▶ WHAT YOU WILL DO:
Can you rewrite the material from its first line through the line containing "section2-subtitle: Find Blockchain", swapping "Templum" for "Polymath" and leaving everything else unchanged?

▶ INPUT DATA:

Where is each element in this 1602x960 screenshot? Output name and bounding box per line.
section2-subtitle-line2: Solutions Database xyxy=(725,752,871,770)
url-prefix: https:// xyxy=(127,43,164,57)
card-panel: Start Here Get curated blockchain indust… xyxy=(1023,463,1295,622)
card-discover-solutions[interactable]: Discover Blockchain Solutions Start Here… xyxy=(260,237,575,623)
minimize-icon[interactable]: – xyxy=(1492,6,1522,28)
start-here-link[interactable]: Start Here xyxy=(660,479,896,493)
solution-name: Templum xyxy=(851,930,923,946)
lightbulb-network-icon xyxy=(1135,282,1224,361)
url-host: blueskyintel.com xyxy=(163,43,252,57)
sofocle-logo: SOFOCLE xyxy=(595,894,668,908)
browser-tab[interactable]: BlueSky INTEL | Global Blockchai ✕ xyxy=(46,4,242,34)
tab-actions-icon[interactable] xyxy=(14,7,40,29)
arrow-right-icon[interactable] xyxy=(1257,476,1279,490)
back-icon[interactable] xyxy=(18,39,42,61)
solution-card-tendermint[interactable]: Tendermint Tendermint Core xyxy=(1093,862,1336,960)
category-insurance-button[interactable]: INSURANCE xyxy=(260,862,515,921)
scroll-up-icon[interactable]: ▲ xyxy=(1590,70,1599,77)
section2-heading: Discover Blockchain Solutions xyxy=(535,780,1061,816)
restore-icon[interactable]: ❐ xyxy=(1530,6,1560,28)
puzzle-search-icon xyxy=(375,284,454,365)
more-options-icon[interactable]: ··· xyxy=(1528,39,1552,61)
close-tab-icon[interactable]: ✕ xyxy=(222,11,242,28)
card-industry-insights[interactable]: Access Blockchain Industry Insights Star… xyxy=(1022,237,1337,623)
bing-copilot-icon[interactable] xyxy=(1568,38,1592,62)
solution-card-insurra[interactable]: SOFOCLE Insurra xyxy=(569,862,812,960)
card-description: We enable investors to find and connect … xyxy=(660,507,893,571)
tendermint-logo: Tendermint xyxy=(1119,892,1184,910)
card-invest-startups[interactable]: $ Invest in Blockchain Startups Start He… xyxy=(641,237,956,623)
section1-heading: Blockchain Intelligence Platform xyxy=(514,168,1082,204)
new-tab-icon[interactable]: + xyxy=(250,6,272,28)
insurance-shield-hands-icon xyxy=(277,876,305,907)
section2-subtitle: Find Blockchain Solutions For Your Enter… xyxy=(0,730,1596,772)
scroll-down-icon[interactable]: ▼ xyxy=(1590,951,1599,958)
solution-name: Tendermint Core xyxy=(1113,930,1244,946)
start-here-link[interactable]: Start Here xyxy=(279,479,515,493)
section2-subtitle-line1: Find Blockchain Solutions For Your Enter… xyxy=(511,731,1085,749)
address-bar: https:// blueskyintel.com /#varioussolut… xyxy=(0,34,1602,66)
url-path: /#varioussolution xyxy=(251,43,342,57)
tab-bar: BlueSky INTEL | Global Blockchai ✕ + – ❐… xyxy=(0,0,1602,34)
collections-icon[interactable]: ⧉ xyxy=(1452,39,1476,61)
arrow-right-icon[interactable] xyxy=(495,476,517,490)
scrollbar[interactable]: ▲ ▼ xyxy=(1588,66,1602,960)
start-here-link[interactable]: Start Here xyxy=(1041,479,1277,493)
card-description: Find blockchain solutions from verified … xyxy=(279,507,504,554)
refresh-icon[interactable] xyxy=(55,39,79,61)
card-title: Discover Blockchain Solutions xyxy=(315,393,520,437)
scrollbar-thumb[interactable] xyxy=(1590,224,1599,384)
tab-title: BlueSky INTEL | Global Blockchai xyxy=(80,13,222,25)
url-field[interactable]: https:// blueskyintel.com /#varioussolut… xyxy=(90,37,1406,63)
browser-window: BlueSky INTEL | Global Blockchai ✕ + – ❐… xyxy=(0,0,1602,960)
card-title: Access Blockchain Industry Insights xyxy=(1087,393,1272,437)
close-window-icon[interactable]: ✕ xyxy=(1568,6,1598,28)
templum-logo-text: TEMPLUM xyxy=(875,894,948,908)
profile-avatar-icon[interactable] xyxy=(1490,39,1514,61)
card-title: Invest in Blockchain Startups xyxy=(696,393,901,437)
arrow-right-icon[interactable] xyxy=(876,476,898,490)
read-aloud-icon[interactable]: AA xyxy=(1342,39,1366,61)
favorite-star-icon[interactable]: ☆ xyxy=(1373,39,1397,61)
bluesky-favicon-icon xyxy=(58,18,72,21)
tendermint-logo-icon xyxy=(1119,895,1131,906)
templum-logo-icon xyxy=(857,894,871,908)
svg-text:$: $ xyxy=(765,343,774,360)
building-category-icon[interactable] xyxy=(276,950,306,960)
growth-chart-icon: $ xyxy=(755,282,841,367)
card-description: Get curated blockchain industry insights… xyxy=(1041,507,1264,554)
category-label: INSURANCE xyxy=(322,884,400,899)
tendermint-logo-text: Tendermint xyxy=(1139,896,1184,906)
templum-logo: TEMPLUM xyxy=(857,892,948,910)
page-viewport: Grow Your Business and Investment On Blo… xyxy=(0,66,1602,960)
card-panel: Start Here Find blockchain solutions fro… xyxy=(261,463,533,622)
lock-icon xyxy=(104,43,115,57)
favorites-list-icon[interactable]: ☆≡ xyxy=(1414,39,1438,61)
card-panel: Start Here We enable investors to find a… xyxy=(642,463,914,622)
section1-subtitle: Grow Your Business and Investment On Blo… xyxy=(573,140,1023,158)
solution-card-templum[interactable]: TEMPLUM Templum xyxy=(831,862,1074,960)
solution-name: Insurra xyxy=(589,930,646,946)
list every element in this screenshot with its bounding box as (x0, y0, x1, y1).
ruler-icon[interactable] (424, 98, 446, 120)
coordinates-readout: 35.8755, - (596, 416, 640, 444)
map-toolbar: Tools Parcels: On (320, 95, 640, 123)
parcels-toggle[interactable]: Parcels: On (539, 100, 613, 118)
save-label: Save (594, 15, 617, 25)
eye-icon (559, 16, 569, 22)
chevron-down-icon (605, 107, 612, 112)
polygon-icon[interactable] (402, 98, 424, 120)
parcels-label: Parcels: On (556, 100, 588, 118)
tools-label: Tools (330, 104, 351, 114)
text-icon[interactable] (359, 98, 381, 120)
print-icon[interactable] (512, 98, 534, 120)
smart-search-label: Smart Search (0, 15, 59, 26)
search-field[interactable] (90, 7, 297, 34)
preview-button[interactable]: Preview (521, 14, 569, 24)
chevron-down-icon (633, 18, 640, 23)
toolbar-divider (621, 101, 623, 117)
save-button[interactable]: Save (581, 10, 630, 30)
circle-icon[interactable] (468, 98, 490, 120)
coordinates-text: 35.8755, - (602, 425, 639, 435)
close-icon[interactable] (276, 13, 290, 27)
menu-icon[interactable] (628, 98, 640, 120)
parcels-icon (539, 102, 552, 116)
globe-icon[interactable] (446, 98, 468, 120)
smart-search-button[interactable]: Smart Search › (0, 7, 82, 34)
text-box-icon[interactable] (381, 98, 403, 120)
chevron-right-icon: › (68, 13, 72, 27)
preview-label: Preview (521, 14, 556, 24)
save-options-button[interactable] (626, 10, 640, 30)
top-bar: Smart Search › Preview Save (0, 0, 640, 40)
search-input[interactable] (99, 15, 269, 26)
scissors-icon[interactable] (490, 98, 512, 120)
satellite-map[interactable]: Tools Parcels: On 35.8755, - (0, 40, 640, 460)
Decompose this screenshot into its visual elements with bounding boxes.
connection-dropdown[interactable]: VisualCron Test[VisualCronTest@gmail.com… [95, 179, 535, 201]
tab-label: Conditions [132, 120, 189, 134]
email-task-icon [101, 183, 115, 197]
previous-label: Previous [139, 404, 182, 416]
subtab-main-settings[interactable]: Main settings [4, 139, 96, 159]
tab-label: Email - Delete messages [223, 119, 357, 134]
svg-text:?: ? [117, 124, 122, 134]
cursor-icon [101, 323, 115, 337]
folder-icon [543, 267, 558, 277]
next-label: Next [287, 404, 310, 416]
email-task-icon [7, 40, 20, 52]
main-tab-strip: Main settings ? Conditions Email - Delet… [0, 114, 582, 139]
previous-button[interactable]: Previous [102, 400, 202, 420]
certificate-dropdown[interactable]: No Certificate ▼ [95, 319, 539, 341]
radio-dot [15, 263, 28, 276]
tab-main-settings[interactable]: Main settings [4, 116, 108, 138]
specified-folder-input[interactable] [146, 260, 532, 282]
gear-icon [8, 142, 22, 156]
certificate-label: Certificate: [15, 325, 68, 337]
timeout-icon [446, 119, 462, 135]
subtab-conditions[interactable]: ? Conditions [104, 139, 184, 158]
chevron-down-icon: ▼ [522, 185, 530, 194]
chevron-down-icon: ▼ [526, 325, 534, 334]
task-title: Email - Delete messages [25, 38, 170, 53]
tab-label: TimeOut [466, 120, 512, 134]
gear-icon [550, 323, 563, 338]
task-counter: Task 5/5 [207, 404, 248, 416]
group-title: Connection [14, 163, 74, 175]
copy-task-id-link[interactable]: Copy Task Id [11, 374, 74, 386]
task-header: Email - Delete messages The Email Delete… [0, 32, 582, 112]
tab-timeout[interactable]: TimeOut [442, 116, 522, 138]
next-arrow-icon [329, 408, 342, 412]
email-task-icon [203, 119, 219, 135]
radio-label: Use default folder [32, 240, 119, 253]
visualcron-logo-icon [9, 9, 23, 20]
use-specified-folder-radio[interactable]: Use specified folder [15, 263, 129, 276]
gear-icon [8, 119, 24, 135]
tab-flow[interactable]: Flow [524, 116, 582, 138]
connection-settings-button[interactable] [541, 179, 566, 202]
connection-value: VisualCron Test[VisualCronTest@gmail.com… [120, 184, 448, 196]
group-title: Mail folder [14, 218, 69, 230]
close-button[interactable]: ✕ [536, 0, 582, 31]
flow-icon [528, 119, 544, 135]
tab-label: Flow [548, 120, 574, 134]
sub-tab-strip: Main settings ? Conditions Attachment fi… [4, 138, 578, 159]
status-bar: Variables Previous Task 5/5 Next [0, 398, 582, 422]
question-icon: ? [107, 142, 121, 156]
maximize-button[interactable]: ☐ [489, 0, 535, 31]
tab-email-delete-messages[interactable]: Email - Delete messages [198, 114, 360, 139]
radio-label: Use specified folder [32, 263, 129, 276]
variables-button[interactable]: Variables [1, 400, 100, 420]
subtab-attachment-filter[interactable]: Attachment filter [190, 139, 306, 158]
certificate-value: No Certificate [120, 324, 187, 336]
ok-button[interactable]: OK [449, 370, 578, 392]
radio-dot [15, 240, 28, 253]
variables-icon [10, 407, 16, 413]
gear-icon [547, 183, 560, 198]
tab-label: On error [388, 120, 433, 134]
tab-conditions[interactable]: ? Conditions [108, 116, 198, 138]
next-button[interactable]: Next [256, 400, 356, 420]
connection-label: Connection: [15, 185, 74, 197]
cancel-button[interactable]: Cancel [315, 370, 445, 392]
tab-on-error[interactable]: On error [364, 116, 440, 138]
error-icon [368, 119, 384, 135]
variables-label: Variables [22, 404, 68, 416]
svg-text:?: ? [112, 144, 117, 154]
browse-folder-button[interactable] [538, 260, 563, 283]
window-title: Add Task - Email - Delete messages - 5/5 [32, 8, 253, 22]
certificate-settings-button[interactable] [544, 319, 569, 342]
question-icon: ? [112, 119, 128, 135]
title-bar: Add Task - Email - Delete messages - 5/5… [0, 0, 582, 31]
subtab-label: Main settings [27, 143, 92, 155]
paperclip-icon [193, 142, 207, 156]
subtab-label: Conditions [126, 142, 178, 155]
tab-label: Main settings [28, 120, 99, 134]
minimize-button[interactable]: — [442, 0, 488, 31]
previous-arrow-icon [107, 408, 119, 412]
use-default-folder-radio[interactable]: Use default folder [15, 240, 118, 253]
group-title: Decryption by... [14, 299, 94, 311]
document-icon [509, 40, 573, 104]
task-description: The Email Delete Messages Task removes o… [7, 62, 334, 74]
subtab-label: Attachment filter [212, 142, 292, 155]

▶ SOLUTION FOR THIS PROBLEM:
Where is each element in this 1602x960 screenshot? Output name and bounding box per line.
section2-subtitle-line2: Solutions Database xyxy=(725,752,871,770)
url-prefix: https:// xyxy=(127,43,164,57)
card-panel: Start Here Get curated blockchain indust… xyxy=(1023,463,1295,622)
card-discover-solutions[interactable]: Discover Blockchain Solutions Start Here… xyxy=(260,237,575,623)
minimize-icon[interactable]: – xyxy=(1492,6,1522,28)
start-here-link[interactable]: Start Here xyxy=(660,479,896,493)
solution-name: Polymath xyxy=(851,930,923,946)
lightbulb-network-icon xyxy=(1135,282,1224,361)
url-host: blueskyintel.com xyxy=(163,43,252,57)
sofocle-logo: SOFOCLE xyxy=(595,894,668,908)
browser-tab[interactable]: BlueSky INTEL | Global Blockchai ✕ xyxy=(46,4,242,34)
tab-actions-icon[interactable] xyxy=(14,7,40,29)
arrow-right-icon[interactable] xyxy=(1257,476,1279,490)
back-icon[interactable] xyxy=(18,39,42,61)
solution-card-tendermint[interactable]: Tendermint Tendermint Core xyxy=(1093,862,1336,960)
category-insurance-button[interactable]: INSURANCE xyxy=(260,862,515,921)
scroll-up-icon[interactable]: ▲ xyxy=(1590,70,1599,77)
section2-heading: Discover Blockchain Solutions xyxy=(535,780,1061,816)
restore-icon[interactable]: ❐ xyxy=(1530,6,1560,28)
puzzle-search-icon xyxy=(375,284,454,365)
more-options-icon[interactable]: ··· xyxy=(1528,39,1552,61)
close-tab-icon[interactable]: ✕ xyxy=(222,11,242,28)
card-industry-insights[interactable]: Access Blockchain Industry Insights Star… xyxy=(1022,237,1337,623)
bing-copilot-icon[interactable] xyxy=(1568,38,1592,62)
solution-card-insurra[interactable]: SOFOCLE Insurra xyxy=(569,862,812,960)
card-description: We enable investors to find and connect … xyxy=(660,507,893,571)
tendermint-logo: Tendermint xyxy=(1119,892,1184,910)
card-invest-startups[interactable]: $ Invest in Blockchain Startups Start He… xyxy=(641,237,956,623)
section1-heading: Blockchain Intelligence Platform xyxy=(514,168,1082,204)
new-tab-icon[interactable]: + xyxy=(250,6,272,28)
insurance-shield-hands-icon xyxy=(277,876,305,907)
section2-subtitle: Find Blockchain Solutions For Your Enter… xyxy=(0,730,1596,772)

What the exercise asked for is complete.